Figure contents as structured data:

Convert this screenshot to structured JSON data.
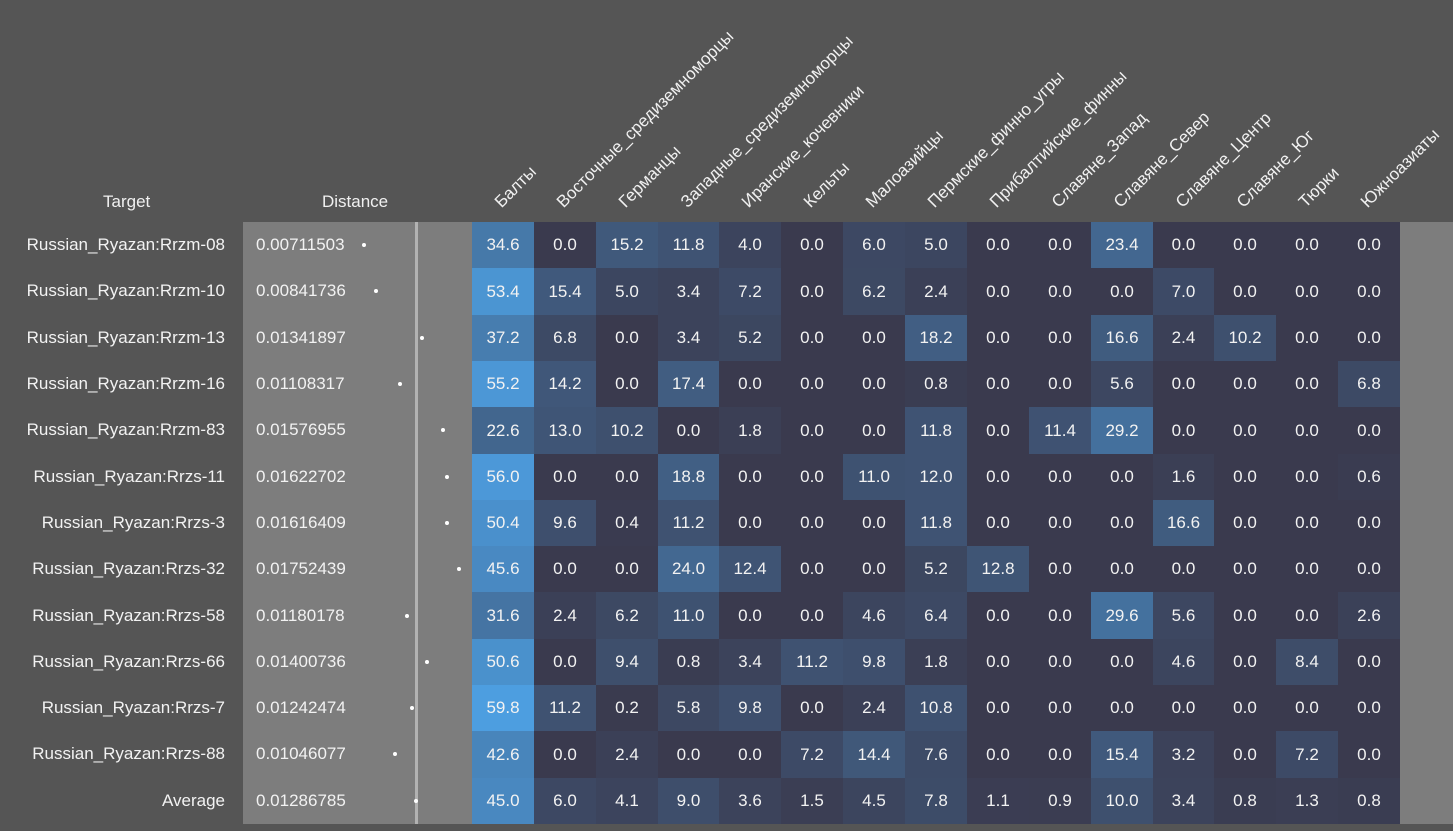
{
  "headers": {
    "target": "Target",
    "distance": "Distance"
  },
  "chart_data": {
    "type": "heatmap",
    "columns": [
      "Балты",
      "Восточные_средиземноморцы",
      "Германцы",
      "Западные_средиземноморцы",
      "Иранские_кочевники",
      "Кельты",
      "Малоазийцы",
      "Пермские_финно_угры",
      "Прибалтийские_финны",
      "Славяне_Запад",
      "Славяне_Север",
      "Славяне_Центр",
      "Славяне_Юг",
      "Тюрки",
      "Южноазиаты"
    ],
    "rows": [
      {
        "target": "Russian_Ryazan:Rrzm-08",
        "distance": "0.00711503",
        "values": [
          "34.6",
          "0.0",
          "15.2",
          "11.8",
          "4.0",
          "0.0",
          "6.0",
          "5.0",
          "0.0",
          "0.0",
          "23.4",
          "0.0",
          "0.0",
          "0.0",
          "0.0"
        ]
      },
      {
        "target": "Russian_Ryazan:Rrzm-10",
        "distance": "0.00841736",
        "values": [
          "53.4",
          "15.4",
          "5.0",
          "3.4",
          "7.2",
          "0.0",
          "6.2",
          "2.4",
          "0.0",
          "0.0",
          "0.0",
          "7.0",
          "0.0",
          "0.0",
          "0.0"
        ]
      },
      {
        "target": "Russian_Ryazan:Rrzm-13",
        "distance": "0.01341897",
        "values": [
          "37.2",
          "6.8",
          "0.0",
          "3.4",
          "5.2",
          "0.0",
          "0.0",
          "18.2",
          "0.0",
          "0.0",
          "16.6",
          "2.4",
          "10.2",
          "0.0",
          "0.0"
        ]
      },
      {
        "target": "Russian_Ryazan:Rrzm-16",
        "distance": "0.01108317",
        "values": [
          "55.2",
          "14.2",
          "0.0",
          "17.4",
          "0.0",
          "0.0",
          "0.0",
          "0.8",
          "0.0",
          "0.0",
          "5.6",
          "0.0",
          "0.0",
          "0.0",
          "6.8"
        ]
      },
      {
        "target": "Russian_Ryazan:Rrzm-83",
        "distance": "0.01576955",
        "values": [
          "22.6",
          "13.0",
          "10.2",
          "0.0",
          "1.8",
          "0.0",
          "0.0",
          "11.8",
          "0.0",
          "11.4",
          "29.2",
          "0.0",
          "0.0",
          "0.0",
          "0.0"
        ]
      },
      {
        "target": "Russian_Ryazan:Rrzs-11",
        "distance": "0.01622702",
        "values": [
          "56.0",
          "0.0",
          "0.0",
          "18.8",
          "0.0",
          "0.0",
          "11.0",
          "12.0",
          "0.0",
          "0.0",
          "0.0",
          "1.6",
          "0.0",
          "0.0",
          "0.6"
        ]
      },
      {
        "target": "Russian_Ryazan:Rrzs-3",
        "distance": "0.01616409",
        "values": [
          "50.4",
          "9.6",
          "0.4",
          "11.2",
          "0.0",
          "0.0",
          "0.0",
          "11.8",
          "0.0",
          "0.0",
          "0.0",
          "16.6",
          "0.0",
          "0.0",
          "0.0"
        ]
      },
      {
        "target": "Russian_Ryazan:Rrzs-32",
        "distance": "0.01752439",
        "values": [
          "45.6",
          "0.0",
          "0.0",
          "24.0",
          "12.4",
          "0.0",
          "0.0",
          "5.2",
          "12.8",
          "0.0",
          "0.0",
          "0.0",
          "0.0",
          "0.0",
          "0.0"
        ]
      },
      {
        "target": "Russian_Ryazan:Rrzs-58",
        "distance": "0.01180178",
        "values": [
          "31.6",
          "2.4",
          "6.2",
          "11.0",
          "0.0",
          "0.0",
          "4.6",
          "6.4",
          "0.0",
          "0.0",
          "29.6",
          "5.6",
          "0.0",
          "0.0",
          "2.6"
        ]
      },
      {
        "target": "Russian_Ryazan:Rrzs-66",
        "distance": "0.01400736",
        "values": [
          "50.6",
          "0.0",
          "9.4",
          "0.8",
          "3.4",
          "11.2",
          "9.8",
          "1.8",
          "0.0",
          "0.0",
          "0.0",
          "4.6",
          "0.0",
          "8.4",
          "0.0"
        ]
      },
      {
        "target": "Russian_Ryazan:Rrzs-7",
        "distance": "0.01242474",
        "values": [
          "59.8",
          "11.2",
          "0.2",
          "5.8",
          "9.8",
          "0.0",
          "2.4",
          "10.8",
          "0.0",
          "0.0",
          "0.0",
          "0.0",
          "0.0",
          "0.0",
          "0.0"
        ]
      },
      {
        "target": "Russian_Ryazan:Rrzs-88",
        "distance": "0.01046077",
        "values": [
          "42.6",
          "0.0",
          "2.4",
          "0.0",
          "0.0",
          "7.2",
          "14.4",
          "7.6",
          "0.0",
          "0.0",
          "15.4",
          "3.2",
          "0.0",
          "7.2",
          "0.0"
        ]
      },
      {
        "target": "Average",
        "distance": "0.01286785",
        "values": [
          "45.0",
          "6.0",
          "4.1",
          "9.0",
          "3.6",
          "1.5",
          "4.5",
          "7.8",
          "1.1",
          "0.9",
          "10.0",
          "3.4",
          "0.8",
          "1.3",
          "0.8"
        ]
      }
    ],
    "color_scale": {
      "low": "#3a3a4e",
      "high": "#4d9ee0",
      "max": 60
    },
    "distance_range": [
      0,
      0.02
    ]
  }
}
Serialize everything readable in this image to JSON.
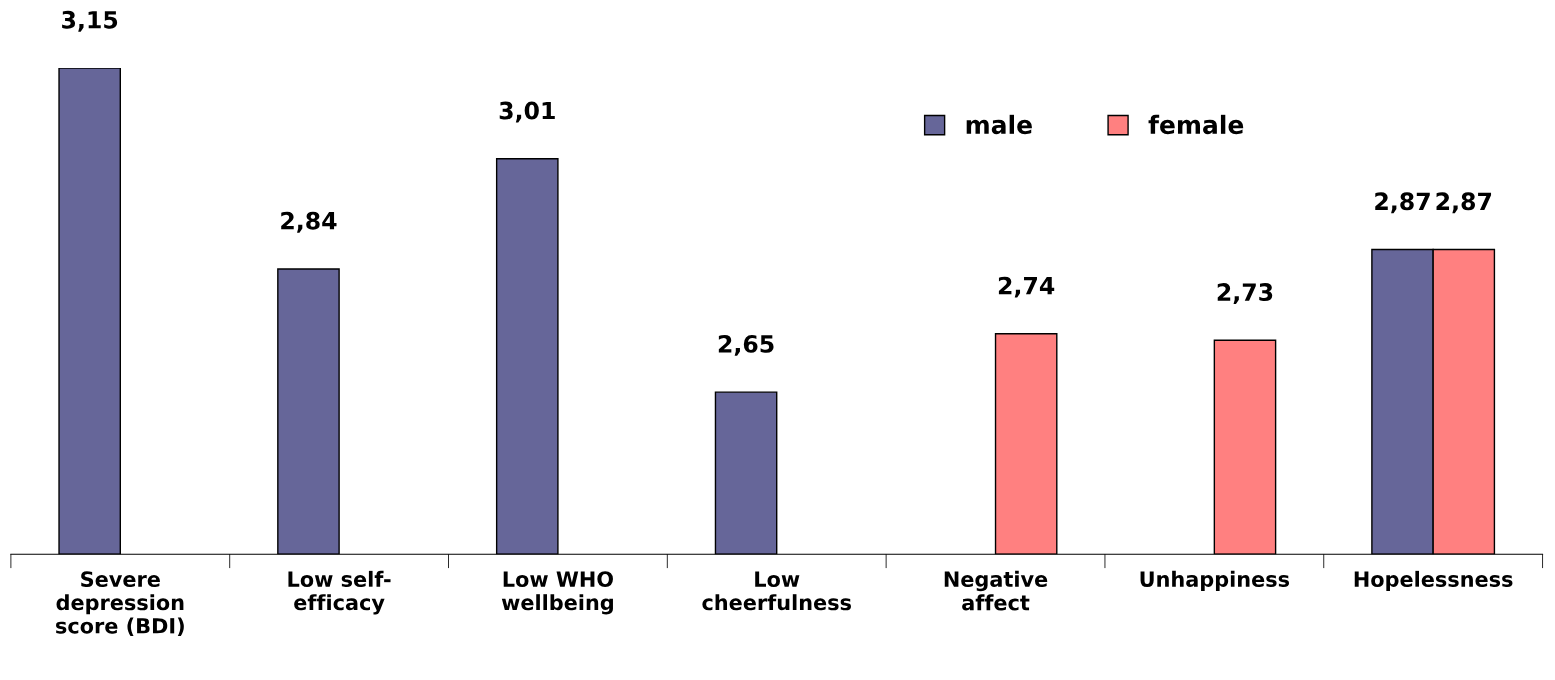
{
  "chart_data": {
    "type": "bar",
    "categories": [
      "Severe\ndepression\nscore (BDI)",
      "Low self-\nefficacy",
      "Low WHO\nwellbeing",
      "Low\ncheerfulness",
      "Negative\naffect",
      "Unhappiness",
      "Hopelessness"
    ],
    "series": [
      {
        "name": "male",
        "color": "#666699",
        "values": [
          3.15,
          2.84,
          3.01,
          2.65,
          null,
          null,
          2.87
        ],
        "value_labels": [
          "3,15",
          "2,84",
          "3,01",
          "2,65",
          null,
          null,
          "2,87"
        ]
      },
      {
        "name": "female",
        "color": "#ff8080",
        "values": [
          null,
          null,
          null,
          null,
          2.74,
          2.73,
          2.87
        ],
        "value_labels": [
          null,
          null,
          null,
          null,
          "2,74",
          "2,73",
          "2,87"
        ]
      }
    ],
    "ylim": [
      2.4,
      3.15
    ],
    "tick_labels": "x",
    "legend": "top right"
  }
}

→ What to do
Strip the images and reproduce the remaining records precisely.

→ Task result
Convert this screenshot to structured JSON data.
{
  "headers": {
    "target": "Target",
    "distance": "Distance"
  },
  "chart_data": {
    "type": "heatmap",
    "columns": [
      "Балты",
      "Восточные_средиземноморцы",
      "Германцы",
      "Западные_средиземноморцы",
      "Иранские_кочевники",
      "Кельты",
      "Малоазийцы",
      "Пермские_финно_угры",
      "Прибалтийские_финны",
      "Славяне_Запад",
      "Славяне_Север",
      "Славяне_Центр",
      "Славяне_Юг",
      "Тюрки",
      "Южноазиаты"
    ],
    "rows": [
      {
        "target": "Russian_Ryazan:Rrzm-08",
        "distance": "0.00711503",
        "values": [
          "34.6",
          "0.0",
          "15.2",
          "11.8",
          "4.0",
          "0.0",
          "6.0",
          "5.0",
          "0.0",
          "0.0",
          "23.4",
          "0.0",
          "0.0",
          "0.0",
          "0.0"
        ]
      },
      {
        "target": "Russian_Ryazan:Rrzm-10",
        "distance": "0.00841736",
        "values": [
          "53.4",
          "15.4",
          "5.0",
          "3.4",
          "7.2",
          "0.0",
          "6.2",
          "2.4",
          "0.0",
          "0.0",
          "0.0",
          "7.0",
          "0.0",
          "0.0",
          "0.0"
        ]
      },
      {
        "target": "Russian_Ryazan:Rrzm-13",
        "distance": "0.01341897",
        "values": [
          "37.2",
          "6.8",
          "0.0",
          "3.4",
          "5.2",
          "0.0",
          "0.0",
          "18.2",
          "0.0",
          "0.0",
          "16.6",
          "2.4",
          "10.2",
          "0.0",
          "0.0"
        ]
      },
      {
        "target": "Russian_Ryazan:Rrzm-16",
        "distance": "0.01108317",
        "values": [
          "55.2",
          "14.2",
          "0.0",
          "17.4",
          "0.0",
          "0.0",
          "0.0",
          "0.8",
          "0.0",
          "0.0",
          "5.6",
          "0.0",
          "0.0",
          "0.0",
          "6.8"
        ]
      },
      {
        "target": "Russian_Ryazan:Rrzm-83",
        "distance": "0.01576955",
        "values": [
          "22.6",
          "13.0",
          "10.2",
          "0.0",
          "1.8",
          "0.0",
          "0.0",
          "11.8",
          "0.0",
          "11.4",
          "29.2",
          "0.0",
          "0.0",
          "0.0",
          "0.0"
        ]
      },
      {
        "target": "Russian_Ryazan:Rrzs-11",
        "distance": "0.01622702",
        "values": [
          "56.0",
          "0.0",
          "0.0",
          "18.8",
          "0.0",
          "0.0",
          "11.0",
          "12.0",
          "0.0",
          "0.0",
          "0.0",
          "1.6",
          "0.0",
          "0.0",
          "0.6"
        ]
      },
      {
        "target": "Russian_Ryazan:Rrzs-3",
        "distance": "0.01616409",
        "values": [
          "50.4",
          "9.6",
          "0.4",
          "11.2",
          "0.0",
          "0.0",
          "0.0",
          "11.8",
          "0.0",
          "0.0",
          "0.0",
          "16.6",
          "0.0",
          "0.0",
          "0.0"
        ]
      },
      {
        "target": "Russian_Ryazan:Rrzs-32",
        "distance": "0.01752439",
        "values": [
          "45.6",
          "0.0",
          "0.0",
          "24.0",
          "12.4",
          "0.0",
          "0.0",
          "5.2",
          "12.8",
          "0.0",
          "0.0",
          "0.0",
          "0.0",
          "0.0",
          "0.0"
        ]
      },
      {
        "target": "Russian_Ryazan:Rrzs-58",
        "distance": "0.01180178",
        "values": [
          "31.6",
          "2.4",
          "6.2",
          "11.0",
          "0.0",
          "0.0",
          "4.6",
          "6.4",
          "0.0",
          "0.0",
          "29.6",
          "5.6",
          "0.0",
          "0.0",
          "2.6"
        ]
      },
      {
        "target": "Russian_Ryazan:Rrzs-66",
        "distance": "0.01400736",
        "values": [
          "50.6",
          "0.0",
          "9.4",
          "0.8",
          "3.4",
          "11.2",
          "9.8",
          "1.8",
          "0.0",
          "0.0",
          "0.0",
          "4.6",
          "0.0",
          "8.4",
          "0.0"
        ]
      },
      {
        "target": "Russian_Ryazan:Rrzs-7",
        "distance": "0.01242474",
        "values": [
          "59.8",
          "11.2",
          "0.2",
          "5.8",
          "9.8",
          "0.0",
          "2.4",
          "10.8",
          "0.0",
          "0.0",
          "0.0",
          "0.0",
          "0.0",
          "0.0",
          "0.0"
        ]
      },
      {
        "target": "Russian_Ryazan:Rrzs-88",
        "distance": "0.01046077",
        "values": [
          "42.6",
          "0.0",
          "2.4",
          "0.0",
          "0.0",
          "7.2",
          "14.4",
          "7.6",
          "0.0",
          "0.0",
          "15.4",
          "3.2",
          "0.0",
          "7.2",
          "0.0"
        ]
      },
      {
        "target": "Average",
        "distance": "0.01286785",
        "values": [
          "45.0",
          "6.0",
          "4.1",
          "9.0",
          "3.6",
          "1.5",
          "4.5",
          "7.8",
          "1.1",
          "0.9",
          "10.0",
          "3.4",
          "0.8",
          "1.3",
          "0.8"
        ]
      }
    ],
    "color_scale": {
      "low": "#3a3a4e",
      "high": "#4d9ee0",
      "max": 60
    },
    "distance_range": [
      0,
      0.02
    ]
  }
}
Serialize everything readable in this image to JSON.
{
  "chart_data": {
    "type": "bar",
    "categories": [
      "Severe\ndepression\nscore (BDI)",
      "Low self-\nefficacy",
      "Low WHO\nwellbeing",
      "Low\ncheerfulness",
      "Negative\naffect",
      "Unhappiness",
      "Hopelessness"
    ],
    "series": [
      {
        "name": "male",
        "color": "#666699",
        "values": [
          3.15,
          2.84,
          3.01,
          2.65,
          null,
          null,
          2.87
        ],
        "value_labels": [
          "3,15",
          "2,84",
          "3,01",
          "2,65",
          null,
          null,
          "2,87"
        ]
      },
      {
        "name": "female",
        "color": "#ff8080",
        "values": [
          null,
          null,
          null,
          null,
          2.74,
          2.73,
          2.87
        ],
        "value_labels": [
          null,
          null,
          null,
          null,
          "2,74",
          "2,73",
          "2,87"
        ]
      }
    ],
    "ylim": [
      2.4,
      3.15
    ],
    "tick_labels": "x",
    "legend": "top right"
  }
}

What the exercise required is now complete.